── Texto de origen

El debate de Josep Pedrerol en "El Chiringuito" sobre la posible vuelta de José Mourinho
La derrota del Real Madrid ante el Benfica ha sido dura, dolorosa y, sobre todo, reveladora. Un golpe que va más allá del marcador y que deja sensaciones muy preocupantes. Un Madrid sin alma, superado, sin respuesta. Y cuando el equipo cae así, el debate no tarda en estallar. Porque en el madridismo, cada derrota de este tipo abre heridas que nunca terminaron de cerrarse.
Anoche, Josep Pedrerol lo resumía con una frase que no ha pasado desapercibida: “El madridismo dice… si tenemos al admirador de Mourinho, ¿por qué no al auténtico?”. Una reflexión que conecta directamente con el malestar de la afición, que ve paralelismos, pero también carencias, en el rumbo actual del club.

────
── Información extraída

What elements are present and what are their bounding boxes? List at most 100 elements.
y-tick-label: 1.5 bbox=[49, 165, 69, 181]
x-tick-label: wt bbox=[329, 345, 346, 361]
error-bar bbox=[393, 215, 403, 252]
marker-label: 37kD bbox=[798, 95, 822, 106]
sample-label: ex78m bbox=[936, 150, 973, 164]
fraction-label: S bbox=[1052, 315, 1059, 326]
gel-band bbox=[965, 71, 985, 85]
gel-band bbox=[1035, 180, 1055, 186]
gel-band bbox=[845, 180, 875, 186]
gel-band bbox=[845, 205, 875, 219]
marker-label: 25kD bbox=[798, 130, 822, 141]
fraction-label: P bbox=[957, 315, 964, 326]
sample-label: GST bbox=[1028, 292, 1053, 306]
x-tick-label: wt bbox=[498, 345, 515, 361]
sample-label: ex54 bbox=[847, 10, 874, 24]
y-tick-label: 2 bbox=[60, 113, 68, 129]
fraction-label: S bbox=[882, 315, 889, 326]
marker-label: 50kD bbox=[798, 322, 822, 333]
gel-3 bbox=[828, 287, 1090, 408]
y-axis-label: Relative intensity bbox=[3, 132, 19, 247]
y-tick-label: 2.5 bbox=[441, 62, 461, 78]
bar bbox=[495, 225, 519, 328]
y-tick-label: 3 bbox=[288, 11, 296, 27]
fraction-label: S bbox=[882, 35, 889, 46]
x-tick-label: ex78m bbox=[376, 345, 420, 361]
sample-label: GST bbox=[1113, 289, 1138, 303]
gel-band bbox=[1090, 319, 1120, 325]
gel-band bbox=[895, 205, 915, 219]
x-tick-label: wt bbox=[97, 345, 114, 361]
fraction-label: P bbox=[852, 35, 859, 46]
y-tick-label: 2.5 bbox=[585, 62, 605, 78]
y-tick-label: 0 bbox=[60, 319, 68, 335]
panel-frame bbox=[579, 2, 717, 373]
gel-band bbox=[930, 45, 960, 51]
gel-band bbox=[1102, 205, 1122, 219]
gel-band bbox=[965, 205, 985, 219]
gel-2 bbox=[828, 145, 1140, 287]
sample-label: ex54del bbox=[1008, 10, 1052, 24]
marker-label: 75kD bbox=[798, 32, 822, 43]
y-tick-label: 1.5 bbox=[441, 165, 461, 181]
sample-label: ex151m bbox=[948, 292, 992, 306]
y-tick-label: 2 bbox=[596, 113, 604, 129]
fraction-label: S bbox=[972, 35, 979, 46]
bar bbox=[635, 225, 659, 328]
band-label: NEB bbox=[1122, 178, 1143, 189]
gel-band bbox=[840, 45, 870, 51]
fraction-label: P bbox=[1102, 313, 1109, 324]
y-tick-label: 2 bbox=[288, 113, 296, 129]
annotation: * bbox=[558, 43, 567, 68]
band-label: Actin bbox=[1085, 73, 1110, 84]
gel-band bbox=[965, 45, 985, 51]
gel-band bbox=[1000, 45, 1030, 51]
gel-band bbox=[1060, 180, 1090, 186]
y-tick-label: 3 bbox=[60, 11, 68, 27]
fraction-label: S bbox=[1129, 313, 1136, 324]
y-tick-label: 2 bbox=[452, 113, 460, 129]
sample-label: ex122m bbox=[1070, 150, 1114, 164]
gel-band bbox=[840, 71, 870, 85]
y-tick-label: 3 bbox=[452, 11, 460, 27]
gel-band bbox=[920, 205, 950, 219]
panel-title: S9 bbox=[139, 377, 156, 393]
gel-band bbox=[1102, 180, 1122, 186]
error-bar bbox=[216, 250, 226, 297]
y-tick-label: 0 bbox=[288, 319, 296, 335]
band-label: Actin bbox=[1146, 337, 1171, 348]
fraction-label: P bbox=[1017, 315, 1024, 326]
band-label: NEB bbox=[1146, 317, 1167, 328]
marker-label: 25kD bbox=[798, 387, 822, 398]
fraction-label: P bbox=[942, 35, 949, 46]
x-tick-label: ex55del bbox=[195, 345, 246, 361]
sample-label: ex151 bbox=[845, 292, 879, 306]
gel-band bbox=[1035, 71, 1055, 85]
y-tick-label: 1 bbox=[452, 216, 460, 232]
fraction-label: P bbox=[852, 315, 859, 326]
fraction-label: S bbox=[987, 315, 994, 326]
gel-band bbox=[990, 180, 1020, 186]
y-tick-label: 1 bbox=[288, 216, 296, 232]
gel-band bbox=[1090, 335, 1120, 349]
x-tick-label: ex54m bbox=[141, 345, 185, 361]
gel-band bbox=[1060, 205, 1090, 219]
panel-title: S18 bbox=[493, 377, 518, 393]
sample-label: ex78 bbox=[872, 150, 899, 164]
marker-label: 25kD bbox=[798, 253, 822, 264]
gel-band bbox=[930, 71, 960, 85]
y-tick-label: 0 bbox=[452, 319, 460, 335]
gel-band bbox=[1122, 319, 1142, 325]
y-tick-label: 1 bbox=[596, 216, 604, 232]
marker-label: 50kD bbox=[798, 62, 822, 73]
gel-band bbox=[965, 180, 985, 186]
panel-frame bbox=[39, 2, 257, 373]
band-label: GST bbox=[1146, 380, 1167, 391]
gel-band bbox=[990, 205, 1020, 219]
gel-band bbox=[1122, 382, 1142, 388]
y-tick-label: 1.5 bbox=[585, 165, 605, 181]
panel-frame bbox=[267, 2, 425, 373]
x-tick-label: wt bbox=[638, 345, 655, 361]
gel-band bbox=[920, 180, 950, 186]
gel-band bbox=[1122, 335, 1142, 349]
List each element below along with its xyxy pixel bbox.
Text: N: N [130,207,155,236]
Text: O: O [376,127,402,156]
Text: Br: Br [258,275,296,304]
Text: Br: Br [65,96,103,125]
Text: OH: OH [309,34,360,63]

────

Tareas por realizar:
1 > ¿Con qué adjetivos califica el artículo sobre la posible vuelta de Mourinho la derrota del Real Madrid ante el Benfica? Enuméralos todos.
2 > Copia del artículo sobre la posible vuelta de Mourinho el fragmento que empieza con "El debate de" y sigue hasta "actual del club.".
3 > Sigue escribiendo el artículo sobre la posible vuelta de Mourinho a partir de donde termina.

Respuestas por tarea:
1 > dura, dolorosa, reveladora

2 >
El debate de Josep Pedrerol en "El Chiringuito" sobre la posible vuelta de José Mourinho
La derrota del Real Madrid ante el Benfica ha sido dura, dolorosa y, sobre todo, reveladora. Un golpe que va más allá del marcador y que deja sensaciones muy preocupantes. Un Madrid sin alma, superado, sin respuesta. Y cuando el equipo cae así, el debate no tarda en estallar. Porque en el madridismo, cada derrota de este tipo abre heridas que nunca terminaron de cerrarse.
Anoche, Josep Pedrerol lo resumía con una frase que no ha pasado desapercibida: “El madridismo dice… si tenemos al admirador de Mourinho, ¿por qué no al auténtico?”. Una reflexión que conecta directamente con el malestar de la afición, que ve paralelismos, pero también carencias, en el rumbo actual del club.

3 >
Pedrerol iba más allá y señalaba una idea clave: Arbeloa representa el mourinhismo en el discurso, en la actitud, en la manera de entender el escudo. Es el alumno aplicado, el que reivindica carácter, orgullo y competitividad. Pero para muchos, eso se queda a medio camino cuando el equipo se descompone en noches como la de Lisboa.
Porque, como recordó el propio Pedrerol, “el único entrenador que le ha gustado de verdad a Florentino es Mourinho”. Fue el único que cambió la mentalidad del Madrid moderno y el único que se enfrentó sin complejos al dominio del Barça de Guardiola.
Mourinho no solo ganó títulos; construyó un Madrid fuerte, incómodo, competitivo. Un Madrid que podía perder, pero no se rendía. Por eso su nombre vuelve una y otra vez cuando el equipo cae sin respuestas, cuando falta liderazgo desde el banquillo y cuando la sensación es de fragilidad.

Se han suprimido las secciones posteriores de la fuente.